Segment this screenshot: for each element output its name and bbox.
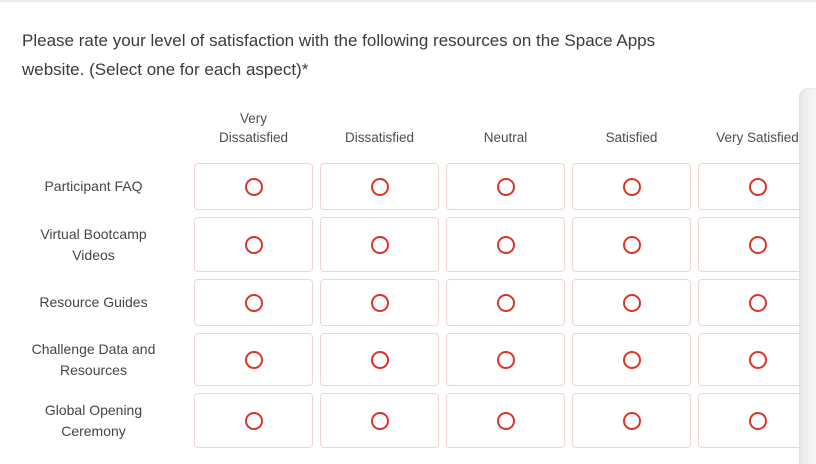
radio-button[interactable] <box>370 293 389 312</box>
radio-button[interactable] <box>622 177 641 196</box>
row-label-global-opening-ceremony: Global Opening Ceremony <box>44 401 143 439</box>
radio-participant-faq-neutral[interactable] <box>446 163 565 210</box>
radio-button[interactable] <box>370 177 389 196</box>
scrollbar[interactable] <box>799 88 816 464</box>
radio-button[interactable] <box>748 177 767 196</box>
column-header-very-dissatisfied: Very Dissatisfied <box>218 111 289 145</box>
radio-challenge-data-and-resources-satisfied[interactable] <box>572 333 691 386</box>
radio-virtual-bootcamp-videos-very-satisfied[interactable] <box>698 217 816 272</box>
radio-resource-guides-very-satisfied[interactable] <box>698 279 816 326</box>
radio-button[interactable] <box>496 293 515 312</box>
radio-challenge-data-and-resources-neutral[interactable] <box>446 333 565 386</box>
radio-virtual-bootcamp-videos-satisfied[interactable] <box>572 217 691 272</box>
radio-virtual-bootcamp-videos-neutral[interactable] <box>446 217 565 272</box>
radio-virtual-bootcamp-videos-very-dissatisfied[interactable] <box>194 217 313 272</box>
radio-button[interactable] <box>622 235 641 254</box>
radio-global-opening-ceremony-satisfied[interactable] <box>572 393 691 448</box>
radio-button[interactable] <box>370 411 389 430</box>
radio-participant-faq-very-dissatisfied[interactable] <box>194 163 313 210</box>
radio-button[interactable] <box>370 235 389 254</box>
radio-resource-guides-dissatisfied[interactable] <box>320 279 439 326</box>
radio-global-opening-ceremony-dissatisfied[interactable] <box>320 393 439 448</box>
radio-button[interactable] <box>496 411 515 430</box>
radio-global-opening-ceremony-neutral[interactable] <box>446 393 565 448</box>
row-label-challenge-data-and-resources: Challenge Data and Resources <box>31 340 156 378</box>
radio-button[interactable] <box>748 235 767 254</box>
radio-virtual-bootcamp-videos-dissatisfied[interactable] <box>320 217 439 272</box>
column-header-dissatisfied: Dissatisfied <box>344 130 415 145</box>
radio-resource-guides-very-dissatisfied[interactable] <box>194 279 313 326</box>
radio-participant-faq-satisfied[interactable] <box>572 163 691 210</box>
matrix-corner-spacer <box>0 100 187 156</box>
radio-button[interactable] <box>748 411 767 430</box>
radio-button[interactable] <box>622 411 641 430</box>
radio-button[interactable] <box>622 350 641 369</box>
row-label-participant-faq: Participant FAQ <box>44 178 143 194</box>
radio-button[interactable] <box>748 350 767 369</box>
radio-button[interactable] <box>496 235 515 254</box>
radio-button[interactable] <box>622 293 641 312</box>
radio-button[interactable] <box>748 293 767 312</box>
row-label-virtual-bootcamp-videos: Virtual Bootcamp Videos <box>40 225 147 263</box>
radio-button[interactable] <box>244 177 263 196</box>
radio-button[interactable] <box>496 177 515 196</box>
radio-resource-guides-neutral[interactable] <box>446 279 565 326</box>
row-label-resource-guides: Resource Guides <box>39 294 148 310</box>
radio-participant-faq-very-satisfied[interactable] <box>698 163 816 210</box>
column-header-very-satisfied: Very Satisfied <box>716 130 799 145</box>
radio-button[interactable] <box>244 411 263 430</box>
question-text: Please rate your level of satisfaction w… <box>22 31 656 79</box>
radio-button[interactable] <box>496 350 515 369</box>
radio-challenge-data-and-resources-very-dissatisfied[interactable] <box>194 333 313 386</box>
radio-button[interactable] <box>244 293 263 312</box>
radio-button[interactable] <box>244 350 263 369</box>
radio-participant-faq-dissatisfied[interactable] <box>320 163 439 210</box>
radio-resource-guides-satisfied[interactable] <box>572 279 691 326</box>
radio-challenge-data-and-resources-very-satisfied[interactable] <box>698 333 816 386</box>
satisfaction-matrix: Very Dissatisfied Dissatisfied Neutral S… <box>0 100 816 448</box>
top-divider <box>0 0 816 2</box>
radio-global-opening-ceremony-very-satisfied[interactable] <box>698 393 816 448</box>
column-header-neutral: Neutral <box>483 130 528 145</box>
radio-button[interactable] <box>370 350 389 369</box>
column-header-satisfied: Satisfied <box>605 130 658 145</box>
radio-button[interactable] <box>244 235 263 254</box>
radio-global-opening-ceremony-very-dissatisfied[interactable] <box>194 393 313 448</box>
radio-challenge-data-and-resources-dissatisfied[interactable] <box>320 333 439 386</box>
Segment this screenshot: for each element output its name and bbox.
+ + +
**Exercise prompt:**
Please pick out every line in the rows above that contains the string "matrix", and copy those lines. Treat case as significant.

**Reply:**
matrix-corner-spacer <box>0 100 187 156</box>
satisfaction-matrix: Very Dissatisfied Dissatisfied Neutral S… <box>0 100 816 448</box>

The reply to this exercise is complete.